-- start of Raw data --

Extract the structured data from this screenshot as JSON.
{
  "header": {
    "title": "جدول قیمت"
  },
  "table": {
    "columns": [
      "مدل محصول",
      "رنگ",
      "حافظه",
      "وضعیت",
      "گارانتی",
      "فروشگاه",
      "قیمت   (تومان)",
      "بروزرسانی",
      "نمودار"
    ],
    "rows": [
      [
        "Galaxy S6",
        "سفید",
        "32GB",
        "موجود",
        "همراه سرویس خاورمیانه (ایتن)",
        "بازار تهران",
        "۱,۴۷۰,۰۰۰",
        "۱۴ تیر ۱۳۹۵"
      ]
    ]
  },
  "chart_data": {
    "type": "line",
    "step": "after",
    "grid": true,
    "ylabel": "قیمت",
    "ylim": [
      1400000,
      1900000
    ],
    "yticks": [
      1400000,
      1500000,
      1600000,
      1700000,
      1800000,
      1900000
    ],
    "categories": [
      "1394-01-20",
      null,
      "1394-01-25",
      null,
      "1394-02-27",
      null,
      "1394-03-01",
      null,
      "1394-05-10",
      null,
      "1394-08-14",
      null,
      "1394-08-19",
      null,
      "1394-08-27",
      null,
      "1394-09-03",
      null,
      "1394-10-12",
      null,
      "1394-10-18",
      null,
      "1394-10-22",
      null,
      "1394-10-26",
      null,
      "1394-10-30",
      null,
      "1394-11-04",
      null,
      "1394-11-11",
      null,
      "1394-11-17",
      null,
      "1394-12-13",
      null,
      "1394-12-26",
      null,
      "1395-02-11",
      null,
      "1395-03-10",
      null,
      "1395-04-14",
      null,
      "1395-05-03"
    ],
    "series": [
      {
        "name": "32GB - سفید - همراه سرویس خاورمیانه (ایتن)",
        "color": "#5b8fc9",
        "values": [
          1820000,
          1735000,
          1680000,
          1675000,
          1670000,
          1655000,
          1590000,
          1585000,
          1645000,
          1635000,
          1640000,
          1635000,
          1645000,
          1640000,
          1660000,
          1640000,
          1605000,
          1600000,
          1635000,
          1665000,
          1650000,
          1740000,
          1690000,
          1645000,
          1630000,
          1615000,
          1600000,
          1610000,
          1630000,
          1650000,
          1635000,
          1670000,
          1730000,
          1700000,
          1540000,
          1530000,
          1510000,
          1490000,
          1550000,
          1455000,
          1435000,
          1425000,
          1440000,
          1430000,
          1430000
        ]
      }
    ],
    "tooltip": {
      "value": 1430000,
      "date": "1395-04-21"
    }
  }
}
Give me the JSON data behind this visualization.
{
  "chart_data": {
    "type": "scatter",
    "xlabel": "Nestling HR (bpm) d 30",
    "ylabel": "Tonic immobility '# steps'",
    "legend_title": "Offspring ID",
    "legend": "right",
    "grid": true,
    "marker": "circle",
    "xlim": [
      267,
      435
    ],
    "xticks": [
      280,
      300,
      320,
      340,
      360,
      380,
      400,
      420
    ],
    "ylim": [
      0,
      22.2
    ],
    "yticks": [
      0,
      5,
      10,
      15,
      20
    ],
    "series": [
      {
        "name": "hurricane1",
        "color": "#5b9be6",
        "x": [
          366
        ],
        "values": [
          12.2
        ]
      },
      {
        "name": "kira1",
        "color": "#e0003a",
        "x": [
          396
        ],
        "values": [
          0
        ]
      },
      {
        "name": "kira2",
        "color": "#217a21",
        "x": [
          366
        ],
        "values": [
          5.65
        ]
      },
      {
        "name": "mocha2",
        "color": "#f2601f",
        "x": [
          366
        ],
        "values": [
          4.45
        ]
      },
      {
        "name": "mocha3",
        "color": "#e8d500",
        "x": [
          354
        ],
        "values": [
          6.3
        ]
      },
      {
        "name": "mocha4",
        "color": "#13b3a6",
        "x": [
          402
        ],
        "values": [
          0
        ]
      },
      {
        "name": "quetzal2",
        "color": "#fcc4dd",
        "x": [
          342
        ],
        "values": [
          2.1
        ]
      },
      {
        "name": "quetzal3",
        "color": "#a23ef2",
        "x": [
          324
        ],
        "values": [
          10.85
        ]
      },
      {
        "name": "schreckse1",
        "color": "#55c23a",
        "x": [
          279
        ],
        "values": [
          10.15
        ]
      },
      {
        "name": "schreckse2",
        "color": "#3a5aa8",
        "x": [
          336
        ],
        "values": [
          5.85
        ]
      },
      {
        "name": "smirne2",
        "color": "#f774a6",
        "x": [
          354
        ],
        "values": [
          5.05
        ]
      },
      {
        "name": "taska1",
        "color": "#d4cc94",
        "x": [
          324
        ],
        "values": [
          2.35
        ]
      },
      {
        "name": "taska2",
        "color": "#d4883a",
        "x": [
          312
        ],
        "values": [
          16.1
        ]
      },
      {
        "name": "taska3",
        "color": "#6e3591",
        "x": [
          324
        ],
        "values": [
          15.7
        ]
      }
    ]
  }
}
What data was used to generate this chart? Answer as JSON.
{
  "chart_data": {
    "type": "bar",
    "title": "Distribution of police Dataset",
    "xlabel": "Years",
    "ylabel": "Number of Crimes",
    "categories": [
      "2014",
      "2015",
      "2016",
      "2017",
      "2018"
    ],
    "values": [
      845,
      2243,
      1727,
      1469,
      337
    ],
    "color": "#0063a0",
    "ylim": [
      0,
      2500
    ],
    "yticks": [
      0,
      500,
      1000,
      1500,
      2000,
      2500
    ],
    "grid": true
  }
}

-- end of Raw data --

Stated problem: Filter the records, keeping only lines that contain "قیمت", and show those lines.

Reply:
    "title": "جدول قیمت"
      "قیمت   (تومان)",
    "ylabel": "قیمت",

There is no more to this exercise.